Extracted data entries
++++++++++++++++++++

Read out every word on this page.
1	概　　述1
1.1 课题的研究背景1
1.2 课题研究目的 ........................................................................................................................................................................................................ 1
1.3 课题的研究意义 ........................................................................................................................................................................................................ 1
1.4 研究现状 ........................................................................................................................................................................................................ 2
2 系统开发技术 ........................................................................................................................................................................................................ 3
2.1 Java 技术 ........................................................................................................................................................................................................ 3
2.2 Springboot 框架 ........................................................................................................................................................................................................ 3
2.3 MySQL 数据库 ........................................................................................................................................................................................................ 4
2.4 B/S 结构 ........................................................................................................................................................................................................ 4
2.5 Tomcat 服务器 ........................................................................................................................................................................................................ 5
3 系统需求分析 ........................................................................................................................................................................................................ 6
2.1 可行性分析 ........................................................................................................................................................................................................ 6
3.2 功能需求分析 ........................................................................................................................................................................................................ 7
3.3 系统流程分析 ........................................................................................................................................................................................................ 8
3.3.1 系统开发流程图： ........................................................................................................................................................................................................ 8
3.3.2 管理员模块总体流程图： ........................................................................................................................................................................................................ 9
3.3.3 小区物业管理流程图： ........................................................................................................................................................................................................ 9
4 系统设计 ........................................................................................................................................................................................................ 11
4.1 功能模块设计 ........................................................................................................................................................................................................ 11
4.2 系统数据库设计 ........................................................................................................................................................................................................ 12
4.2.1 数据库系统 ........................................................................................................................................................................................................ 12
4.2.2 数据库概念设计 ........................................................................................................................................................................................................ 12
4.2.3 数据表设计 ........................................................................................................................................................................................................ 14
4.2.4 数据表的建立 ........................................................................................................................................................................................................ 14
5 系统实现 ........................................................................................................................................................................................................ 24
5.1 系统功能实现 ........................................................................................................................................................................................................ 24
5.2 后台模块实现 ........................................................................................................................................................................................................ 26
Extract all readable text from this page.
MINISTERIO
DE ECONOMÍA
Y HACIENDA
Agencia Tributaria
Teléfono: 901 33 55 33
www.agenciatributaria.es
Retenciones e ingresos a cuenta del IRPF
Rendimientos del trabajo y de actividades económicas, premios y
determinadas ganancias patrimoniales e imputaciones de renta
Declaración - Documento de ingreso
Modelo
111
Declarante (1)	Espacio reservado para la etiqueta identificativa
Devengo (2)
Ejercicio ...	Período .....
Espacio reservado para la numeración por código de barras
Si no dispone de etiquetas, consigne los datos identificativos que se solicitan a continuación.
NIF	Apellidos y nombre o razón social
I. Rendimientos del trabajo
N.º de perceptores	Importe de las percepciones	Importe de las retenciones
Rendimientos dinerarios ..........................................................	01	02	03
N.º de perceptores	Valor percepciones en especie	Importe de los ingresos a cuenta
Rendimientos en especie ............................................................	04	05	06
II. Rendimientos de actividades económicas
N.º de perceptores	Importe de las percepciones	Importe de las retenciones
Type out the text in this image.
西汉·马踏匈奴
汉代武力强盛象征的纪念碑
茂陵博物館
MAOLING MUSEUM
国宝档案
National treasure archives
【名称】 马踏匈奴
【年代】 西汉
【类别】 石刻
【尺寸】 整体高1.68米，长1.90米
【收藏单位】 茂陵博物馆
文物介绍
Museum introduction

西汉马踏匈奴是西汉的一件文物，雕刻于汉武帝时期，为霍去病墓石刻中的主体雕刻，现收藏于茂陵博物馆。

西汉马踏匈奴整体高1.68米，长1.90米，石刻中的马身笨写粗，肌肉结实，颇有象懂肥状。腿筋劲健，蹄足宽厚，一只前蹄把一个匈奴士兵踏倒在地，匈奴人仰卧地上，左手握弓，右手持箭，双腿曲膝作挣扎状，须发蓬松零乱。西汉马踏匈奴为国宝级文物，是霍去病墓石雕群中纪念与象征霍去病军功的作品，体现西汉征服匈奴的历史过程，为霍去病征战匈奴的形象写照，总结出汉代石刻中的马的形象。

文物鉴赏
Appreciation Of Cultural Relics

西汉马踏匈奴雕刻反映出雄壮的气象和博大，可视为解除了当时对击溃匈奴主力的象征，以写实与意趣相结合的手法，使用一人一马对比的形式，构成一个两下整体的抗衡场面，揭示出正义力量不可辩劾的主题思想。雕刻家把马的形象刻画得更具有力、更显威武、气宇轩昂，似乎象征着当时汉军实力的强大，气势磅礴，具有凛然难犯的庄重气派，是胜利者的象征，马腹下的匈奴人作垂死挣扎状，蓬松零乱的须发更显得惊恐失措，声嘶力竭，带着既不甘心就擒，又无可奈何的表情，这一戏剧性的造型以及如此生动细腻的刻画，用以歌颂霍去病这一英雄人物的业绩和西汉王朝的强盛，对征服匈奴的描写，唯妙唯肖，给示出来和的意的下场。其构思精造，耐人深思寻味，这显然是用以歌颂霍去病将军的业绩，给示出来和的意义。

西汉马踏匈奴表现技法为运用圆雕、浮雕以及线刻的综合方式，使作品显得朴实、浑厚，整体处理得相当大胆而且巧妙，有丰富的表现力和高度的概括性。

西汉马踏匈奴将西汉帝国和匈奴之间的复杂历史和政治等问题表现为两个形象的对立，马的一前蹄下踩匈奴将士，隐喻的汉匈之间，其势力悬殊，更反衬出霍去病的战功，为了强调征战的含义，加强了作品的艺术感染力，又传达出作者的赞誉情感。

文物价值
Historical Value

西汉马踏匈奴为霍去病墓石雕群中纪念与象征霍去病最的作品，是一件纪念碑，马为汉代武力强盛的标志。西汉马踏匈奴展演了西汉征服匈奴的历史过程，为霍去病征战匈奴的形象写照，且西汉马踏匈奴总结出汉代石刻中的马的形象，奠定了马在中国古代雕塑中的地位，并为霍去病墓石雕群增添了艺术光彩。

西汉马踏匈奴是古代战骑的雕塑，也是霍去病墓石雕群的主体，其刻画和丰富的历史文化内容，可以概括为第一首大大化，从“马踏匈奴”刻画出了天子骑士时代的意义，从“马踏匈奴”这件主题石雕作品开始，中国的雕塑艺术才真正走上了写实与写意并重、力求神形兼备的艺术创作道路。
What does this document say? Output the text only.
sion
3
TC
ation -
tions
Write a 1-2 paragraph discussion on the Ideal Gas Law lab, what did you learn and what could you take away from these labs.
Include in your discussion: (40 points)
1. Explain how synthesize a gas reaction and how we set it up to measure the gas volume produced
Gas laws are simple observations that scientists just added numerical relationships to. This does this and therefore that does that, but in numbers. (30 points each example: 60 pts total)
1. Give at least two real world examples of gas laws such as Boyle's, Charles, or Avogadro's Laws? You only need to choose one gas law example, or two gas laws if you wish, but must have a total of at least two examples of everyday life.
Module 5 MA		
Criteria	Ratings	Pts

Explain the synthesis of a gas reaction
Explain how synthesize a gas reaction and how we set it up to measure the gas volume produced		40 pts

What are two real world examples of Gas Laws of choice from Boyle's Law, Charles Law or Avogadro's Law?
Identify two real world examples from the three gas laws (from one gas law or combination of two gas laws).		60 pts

++++++++++++++++++++

• **Short task**
Gather each line from the listing above that holds "world".

• **Result of this task**
1. Give at least two real world examples of gas laws such as Boyle's, Charles, or Avogadro's Laws? You only need to choose one gas law example, or two gas laws if you wish, but must have a total of at least two examples of everyday life.
What are two real world examples of Gas Laws of choice from Boyle's Law, Charles Law or Avogadro's Law?
Identify two real world examples from the three gas laws (from one gas law or combination of two gas laws).		60 pts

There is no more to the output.